What you should do: Below are records; count the lines in them that hold "name" and give only the count.

Listing:
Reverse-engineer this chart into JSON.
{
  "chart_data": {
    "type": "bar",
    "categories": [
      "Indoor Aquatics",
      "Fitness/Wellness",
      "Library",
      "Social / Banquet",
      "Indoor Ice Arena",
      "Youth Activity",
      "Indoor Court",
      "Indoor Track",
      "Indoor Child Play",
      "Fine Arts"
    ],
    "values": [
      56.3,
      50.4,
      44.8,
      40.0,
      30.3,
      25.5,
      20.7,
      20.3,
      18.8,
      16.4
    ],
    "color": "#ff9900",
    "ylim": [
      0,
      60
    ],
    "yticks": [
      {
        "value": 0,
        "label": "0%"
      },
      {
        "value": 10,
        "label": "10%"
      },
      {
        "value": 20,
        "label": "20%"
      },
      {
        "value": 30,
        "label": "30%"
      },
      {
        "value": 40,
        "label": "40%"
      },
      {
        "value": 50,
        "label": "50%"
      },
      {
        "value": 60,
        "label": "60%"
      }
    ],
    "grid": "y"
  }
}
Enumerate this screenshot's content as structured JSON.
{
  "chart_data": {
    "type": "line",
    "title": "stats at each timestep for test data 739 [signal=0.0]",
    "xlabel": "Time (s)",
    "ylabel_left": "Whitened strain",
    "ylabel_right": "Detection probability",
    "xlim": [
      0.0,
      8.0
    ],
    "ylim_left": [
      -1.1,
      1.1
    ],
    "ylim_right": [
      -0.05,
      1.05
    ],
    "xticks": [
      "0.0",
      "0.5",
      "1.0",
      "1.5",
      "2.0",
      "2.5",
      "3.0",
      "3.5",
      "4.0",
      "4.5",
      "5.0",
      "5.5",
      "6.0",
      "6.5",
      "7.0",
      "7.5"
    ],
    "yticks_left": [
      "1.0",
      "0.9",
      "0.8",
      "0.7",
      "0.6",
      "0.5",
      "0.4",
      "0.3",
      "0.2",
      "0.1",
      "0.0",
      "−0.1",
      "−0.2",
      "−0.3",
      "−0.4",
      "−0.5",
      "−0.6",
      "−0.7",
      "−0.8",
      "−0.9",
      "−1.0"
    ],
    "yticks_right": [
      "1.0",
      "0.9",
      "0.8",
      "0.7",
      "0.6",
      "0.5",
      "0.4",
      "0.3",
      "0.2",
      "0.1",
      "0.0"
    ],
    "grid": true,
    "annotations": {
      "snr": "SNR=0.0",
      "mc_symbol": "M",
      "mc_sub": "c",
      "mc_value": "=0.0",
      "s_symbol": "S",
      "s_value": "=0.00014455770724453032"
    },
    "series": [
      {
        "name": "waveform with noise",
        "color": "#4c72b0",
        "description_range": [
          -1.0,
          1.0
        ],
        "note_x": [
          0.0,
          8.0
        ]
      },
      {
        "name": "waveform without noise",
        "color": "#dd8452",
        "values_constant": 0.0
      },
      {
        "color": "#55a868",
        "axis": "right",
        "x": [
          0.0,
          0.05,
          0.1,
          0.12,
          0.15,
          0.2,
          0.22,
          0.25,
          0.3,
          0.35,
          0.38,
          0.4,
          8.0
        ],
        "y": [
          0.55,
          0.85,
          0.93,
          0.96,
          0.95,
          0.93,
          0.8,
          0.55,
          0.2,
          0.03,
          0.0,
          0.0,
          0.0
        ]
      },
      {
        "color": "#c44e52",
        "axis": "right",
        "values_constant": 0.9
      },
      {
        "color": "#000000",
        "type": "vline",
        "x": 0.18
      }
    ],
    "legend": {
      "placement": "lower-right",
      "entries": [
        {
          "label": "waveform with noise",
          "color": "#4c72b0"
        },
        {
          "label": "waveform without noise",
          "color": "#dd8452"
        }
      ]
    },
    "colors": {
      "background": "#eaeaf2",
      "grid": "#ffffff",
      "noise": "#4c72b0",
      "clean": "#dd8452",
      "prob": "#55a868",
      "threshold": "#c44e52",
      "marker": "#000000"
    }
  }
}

In response: 2